What is being asked:
Reproduce all the lines below exactly and omit the images.

Dataset rows:
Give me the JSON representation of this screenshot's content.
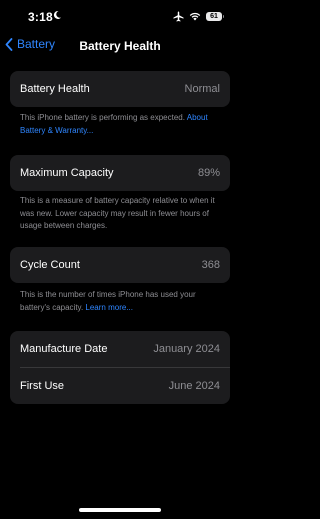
{
  "status_bar": {
    "time": "3:18",
    "battery_level": "61"
  },
  "nav": {
    "back_label": "Battery",
    "title": "Battery Health"
  },
  "battery_health": {
    "label": "Battery Health",
    "value": "Normal",
    "note": "This iPhone battery is performing as expected. ",
    "note_link": "About Battery & Warranty..."
  },
  "max_capacity": {
    "label": "Maximum Capacity",
    "value": "89%",
    "note": "This is a measure of battery capacity relative to when it was new. Lower capacity may result in fewer hours of usage between charges."
  },
  "cycle_count": {
    "label": "Cycle Count",
    "value": "368",
    "note": "This is the number of times iPhone has used your battery's capacity. ",
    "note_link": "Learn more..."
  },
  "dates": {
    "manufacture_label": "Manufacture Date",
    "manufacture_value": "January 2024",
    "first_use_label": "First Use",
    "first_use_value": "June 2024"
  },
  "colors": {
    "background": "#000000",
    "card": "#1c1c1e",
    "accent": "#2f86ff",
    "secondary_text": "#8e8e93"
  }
}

Answer in full:
Give me the JSON representation of this screenshot's content.
{
  "status_bar": {
    "time": "3:18",
    "battery_level": "61"
  },
  "nav": {
    "back_label": "Battery",
    "title": "Battery Health"
  },
  "battery_health": {
    "label": "Battery Health",
    "value": "Normal",
    "note": "This iPhone battery is performing as expected. ",
    "note_link": "About Battery & Warranty..."
  },
  "max_capacity": {
    "label": "Maximum Capacity",
    "value": "89%",
    "note": "This is a measure of battery capacity relative to when it was new. Lower capacity may result in fewer hours of usage between charges."
  },
  "cycle_count": {
    "label": "Cycle Count",
    "value": "368",
    "note": "This is the number of times iPhone has used your battery's capacity. ",
    "note_link": "Learn more..."
  },
  "dates": {
    "manufacture_label": "Manufacture Date",
    "manufacture_value": "January 2024",
    "first_use_label": "First Use",
    "first_use_value": "June 2024"
  },
  "colors": {
    "background": "#000000",
    "card": "#1c1c1e",
    "accent": "#2f86ff",
    "secondary_text": "#8e8e93"
  }
}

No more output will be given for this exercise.